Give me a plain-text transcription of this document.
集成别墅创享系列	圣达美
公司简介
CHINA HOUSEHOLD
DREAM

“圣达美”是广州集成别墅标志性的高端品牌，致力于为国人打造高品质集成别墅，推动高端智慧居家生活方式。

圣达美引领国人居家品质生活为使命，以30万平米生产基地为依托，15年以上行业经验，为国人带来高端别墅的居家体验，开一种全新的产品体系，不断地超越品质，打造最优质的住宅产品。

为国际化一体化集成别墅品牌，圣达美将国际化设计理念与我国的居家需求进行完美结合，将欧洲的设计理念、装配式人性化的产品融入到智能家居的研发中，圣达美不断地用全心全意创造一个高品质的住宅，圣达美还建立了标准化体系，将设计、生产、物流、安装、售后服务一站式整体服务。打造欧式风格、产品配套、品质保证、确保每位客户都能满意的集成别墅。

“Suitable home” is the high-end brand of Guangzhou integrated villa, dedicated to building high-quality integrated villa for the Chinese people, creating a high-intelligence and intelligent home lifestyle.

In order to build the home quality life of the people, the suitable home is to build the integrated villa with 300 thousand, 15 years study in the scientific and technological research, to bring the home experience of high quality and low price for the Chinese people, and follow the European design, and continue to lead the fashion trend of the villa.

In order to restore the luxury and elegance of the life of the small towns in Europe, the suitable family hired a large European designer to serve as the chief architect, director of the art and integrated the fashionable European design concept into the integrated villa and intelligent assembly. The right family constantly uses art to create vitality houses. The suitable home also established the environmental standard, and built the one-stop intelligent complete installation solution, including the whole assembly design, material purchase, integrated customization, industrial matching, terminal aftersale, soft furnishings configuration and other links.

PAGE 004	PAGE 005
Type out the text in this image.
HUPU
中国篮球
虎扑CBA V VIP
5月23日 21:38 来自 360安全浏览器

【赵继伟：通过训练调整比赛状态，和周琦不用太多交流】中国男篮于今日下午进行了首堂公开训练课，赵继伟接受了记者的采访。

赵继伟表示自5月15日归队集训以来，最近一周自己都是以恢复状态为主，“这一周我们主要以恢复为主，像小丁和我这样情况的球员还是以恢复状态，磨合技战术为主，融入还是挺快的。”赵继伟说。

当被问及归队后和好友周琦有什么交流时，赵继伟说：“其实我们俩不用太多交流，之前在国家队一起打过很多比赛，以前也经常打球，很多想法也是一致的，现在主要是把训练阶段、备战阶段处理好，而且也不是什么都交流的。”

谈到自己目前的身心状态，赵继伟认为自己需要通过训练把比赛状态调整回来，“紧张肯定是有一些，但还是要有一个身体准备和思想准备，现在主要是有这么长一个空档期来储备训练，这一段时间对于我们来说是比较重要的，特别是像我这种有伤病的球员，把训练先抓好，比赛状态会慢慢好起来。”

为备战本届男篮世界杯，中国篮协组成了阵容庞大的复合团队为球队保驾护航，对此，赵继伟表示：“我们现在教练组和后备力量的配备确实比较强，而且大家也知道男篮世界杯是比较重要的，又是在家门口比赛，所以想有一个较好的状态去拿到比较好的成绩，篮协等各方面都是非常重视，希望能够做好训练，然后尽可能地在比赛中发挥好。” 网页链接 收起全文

[REQUIREMENT] Each record above should be repeated exactly as it appears.

[FINISHED ANSWER]
Give me a plain-text transcription of this document.
集成别墅创享系列	圣达美
公司简介
CHINA HOUSEHOLD
DREAM

“圣达美”是广州集成别墅标志性的高端品牌，致力于为国人打造高品质集成别墅，推动高端智慧居家生活方式。

圣达美引领国人居家品质生活为使命，以30万平米生产基地为依托，15年以上行业经验，为国人带来高端别墅的居家体验，开一种全新的产品体系，不断地超越品质，打造最优质的住宅产品。

为国际化一体化集成别墅品牌，圣达美将国际化设计理念与我国的居家需求进行完美结合，将欧洲的设计理念、装配式人性化的产品融入到智能家居的研发中，圣达美不断地用全心全意创造一个高品质的住宅，圣达美还建立了标准化体系，将设计、生产、物流、安装、售后服务一站式整体服务。打造欧式风格、产品配套、品质保证、确保每位客户都能满意的集成别墅。

“Suitable home” is the high-end brand of Guangzhou integrated villa, dedicated to building high-quality integrated villa for the Chinese people, creating a high-intelligence and intelligent home lifestyle.

In order to build the home quality life of the people, the suitable home is to build the integrated villa with 300 thousand, 15 years study in the scientific and technological research, to bring the home experience of high quality and low price for the Chinese people, and follow the European design, and continue to lead the fashion trend of the villa.

In order to restore the luxury and elegance of the life of the small towns in Europe, the suitable family hired a large European designer to serve as the chief architect, director of the art and integrated the fashionable European design concept into the integrated villa and intelligent assembly. The right family constantly uses art to create vitality houses. The suitable home also established the environmental standard, and built the one-stop intelligent complete installation solution, including the whole assembly design, material purchase, integrated customization, industrial matching, terminal aftersale, soft furnishings configuration and other links.

PAGE 004	PAGE 005
Type out the text in this image.
HUPU
中国篮球
虎扑CBA V VIP
5月23日 21:38 来自 360安全浏览器

【赵继伟：通过训练调整比赛状态，和周琦不用太多交流】中国男篮于今日下午进行了首堂公开训练课，赵继伟接受了记者的采访。

赵继伟表示自5月15日归队集训以来，最近一周自己都是以恢复状态为主，“这一周我们主要以恢复为主，像小丁和我这样情况的球员还是以恢复状态，磨合技战术为主，融入还是挺快的。”赵继伟说。

当被问及归队后和好友周琦有什么交流时，赵继伟说：“其实我们俩不用太多交流，之前在国家队一起打过很多比赛，以前也经常打球，很多想法也是一致的，现在主要是把训练阶段、备战阶段处理好，而且也不是什么都交流的。”

谈到自己目前的身心状态，赵继伟认为自己需要通过训练把比赛状态调整回来，“紧张肯定是有一些，但还是要有一个身体准备和思想准备，现在主要是有这么长一个空档期来储备训练，这一段时间对于我们来说是比较重要的，特别是像我这种有伤病的球员，把训练先抓好，比赛状态会慢慢好起来。”

为备战本届男篮世界杯，中国篮协组成了阵容庞大的复合团队为球队保驾护航，对此，赵继伟表示：“我们现在教练组和后备力量的配备确实比较强，而且大家也知道男篮世界杯是比较重要的，又是在家门口比赛，所以想有一个较好的状态去拿到比较好的成绩，篮协等各方面都是非常重视，希望能够做好训练，然后尽可能地在比赛中发挥好。” 网页链接 收起全文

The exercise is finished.